==== Supplied entries

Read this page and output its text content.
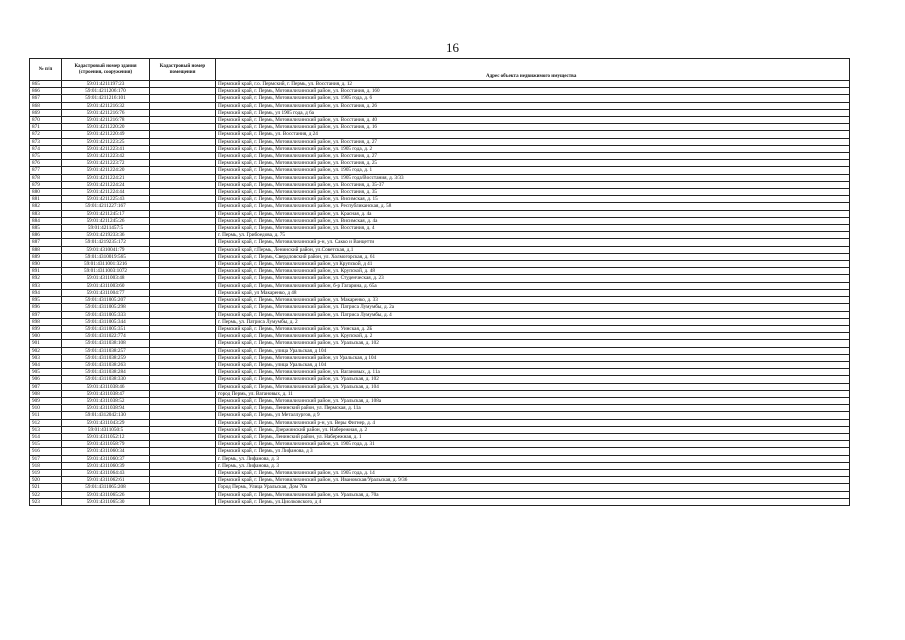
16
№ п/п	Кадастровый номер здания (строения, сооружения)	Кадастровый номер помещения	Адрес объекта недвижимого имущества
865	59:01:4211197:23		Пермский край, г.о. Пермский, г. Пермь, ул. Восстания, д. 12
866	59:01:4211206:170		Пермский край, г. Пермь, Мотовилихинский район, ул. Восстания, д. 160
867	59:01:4211216:101		Пермский край, г. Пермь, Мотовилихинский район, ул. 1905 года, д. 6
868	59:01:4211216:32		Пермский край, г. Пермь, Мотовилихинский район, ул. Восстания, д. 26
869	59:01:4211216:76		Пермский край, г. Пермь, ул 1905 года, д 6а
870	59:01:4211216:78		Пермский край, г. Пермь, Мотовилихинский район, ул. Восстания, д. 40
871	59:01:4211220:20		Пермский край, г. Пермь, Мотовилихинский район, ул. Восстания, д. 16
872	59:01:4211220:49		Пермский край, г. Пермь, ул. Восстания, д 24
873	59:01:4211223:25		Пермский край, г. Пермь, Мотовилихинский район, ул. Восстания, д. 27
874	59:01:4211223:41		Пермский край, г. Пермь, Мотовилихинский район, ул. 1905 года, д. 2
875	59:01:4211223:42		Пермский край, г. Пермь, Мотовилихинский район, ул. Восстания, д. 27
876	59:01:4211223:72		Пермский край, г. Пермь, Мотовилихинский район, ул. Восстания, д. 25
877	59:01:4211224:20		Пермский край, г. Пермь, Мотовилихинский район, ул. 1905 года, д. 1
878	59:01:4211224:21		Пермский край, г. Пермь, Мотовилихинский район, ул. 1905 года/Восстания, д. 3/33
879	59:01:4211224:24		Пермский край, г. Пермь, Мотовилихинский район, ул. Восстания, д. 35-37
880	59:01:4211224:44		Пермский край, г. Пермь, Мотовилихинский район, ул. Восстания, д. 35
881	59:01:4211225:43		Пермский край, г. Пермь, Мотовилихинский район, ул. Висимская, д. 15
882	59:01:4211227:167		Пермский край, г. Пермь, Мотовилихинский район, ул. Республиканская, д. 58
883	59:01:4211245:17		Пермский край, г. Пермь, Мотовилихинский район, ул. Красная, д. 4а
884	59:01:4211245:26		Пермский край, г. Пермь, Мотовилихинский район, ул. Висимская, д. 4а
885	59:01:4211457:5		Пермский край, г. Пермь, Мотовилихинский район, ул. Восстания, д. 4
886	59:01:4219233:36		г. Пермь, ул. Грибоедова, д. 75
887	59:01:4219235:172		Пермский край, г. Пермь, Мотовилихинский р-н, ул. Сакко и Ванцетти
888	59:01:4310041:79		Пермский край, г.Пермь, Ленинский район, ул.Советская, д.1
889	59:01:4310019:565		Пермский край, г. Пермь, Свердловский район, ул. Холмогорская, д. 61
890	59:01:4311001:3216		Пермский край, г. Пермь, Мотовилихинский район, ул Крупской, д 41
891	59:01:4311003:1072		Пермский край, г. Пермь, Мотовилихинский район, ул. Крупской, д. 48
892	59:01:4311003:48		Пермский край, г. Пермь, Мотовилихинский район, ул. Студенческая, д. 23
893	59:01:4311003:60		Пермский край, г. Пермь, Мотовилихинский район, б-р Гагарина, д. 65а
894	59:01:4311004:77		Пермский край, ул Макаренко, д 48
895	59:01:4311005:207		Пермский край, г. Пермь, Мотовилихинский район, ул. Макаренко, д. 33
896	59:01:4311005:298		Пермский край, г. Пермь, Мотовилихинский район, ул. Патриса Лумумбы, д. 2а
897	59:01:4311005:333		Пермский край, г. Пермь, Мотовилихинский район, ул. Патриса Лумумбы, д. 4
898	59:01:4311005:344		г. Пермь, ул. Патриса Лумумбы, д. 2
899	59:01:4311005:351		Пермский край, г. Пермь, Мотовилихинский район, ул. Уинская, д. 2Б
900	59:01:4311022:774		Пермский край, г. Пермь, Мотовилихинский район, ул. Крупской, д. 2
901	59:01:4311038:108		Пермский край, г. Пермь, Мотовилихинский район, ул. Уральская, д. 102
902	59:01:4311038:257		Пермский край, г. Пермь, улица Уральская, д 104
903	59:01:4311038:259		Пермский край, г. Пермь, Мотовилихинский район, ул Уральская, д 104
904	59:01:4311038:263		Пермский край, г. Пермь, улица Уральская, д 104
905	59:01:4311038:284		Пермский край, г. Пермь, Мотовилихинский район, ул. Вагановых, д. 11а
906	59:01:4311038:330		Пермский край, г. Пермь, Мотовилихинский район, ул. Уральская, д. 102
907	59:01:4311038:46		Пермский край, г. Пермь, Мотовилихинский район, ул. Уральская, д. 104
908	59:01:4311038:47		город Пермь, ул. Вагановых, д. 11
909	59:01:4311038:52		Пермский край, г. Пермь, Мотовилихинский район, ул. Уральская, д. 108а
910	59:01:4311038:94		Пермский край, г. Пермь, Ленинский район, ул. Пермская, д. 11а
911	59:01:4312042:130		Пермский край, г. Пермь, ул Металлургов, д 9
912	59:01:4311043:29		Пермский край, г. Пермь, Мотовилихинский р-н, ул. Веры Фигнер, д. 4
913	59:01:4311050:5		Пермский край, г. Пермь, Дзержинский район, ул. Набережная, д. 2
914	59:01:4311052:12		Пермский край, г. Пермь, Ленинский район, ул. Набережная, д. 1
915	59:01:4311058:79		Пермский край, г. Пермь, Мотовилихинский район, ул. 1905 года, д. 31
916	59:01:4311060:34		Пермский край, г. Пермь, ул Лифанова, д 3
917	59:01:4311060:37		г. Пермь, ул. Лифанова, д. 3
918	59:01:4311060:39		г. Пермь, ул. Лифанова, д. 3
919	59:01:4311064:43		Пермский край, г. Пермь, Мотовилихинский район, ул. 1905 года, д. 14
920	59:01:4311062:61		Пермский край, г. Пермь, Мотовилихинский район, ул. Ивановская/Уральская, д. 9/36
921	59:01:4311065:208		Город Пермь, Улица Уральская, Дом 70а
922	59:01:4311065:26		Пермский край, г. Пермь, Мотовилихинский район, ул. Уральская, д. 70а
923	59:01:4311065:30		Пермский край, г. Пермь, ул.Циолковского, д 4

========

# [Instructions to follow]
Provide only the count of lines in the data above that include the string "Лумумбы".

# [Written answer]
3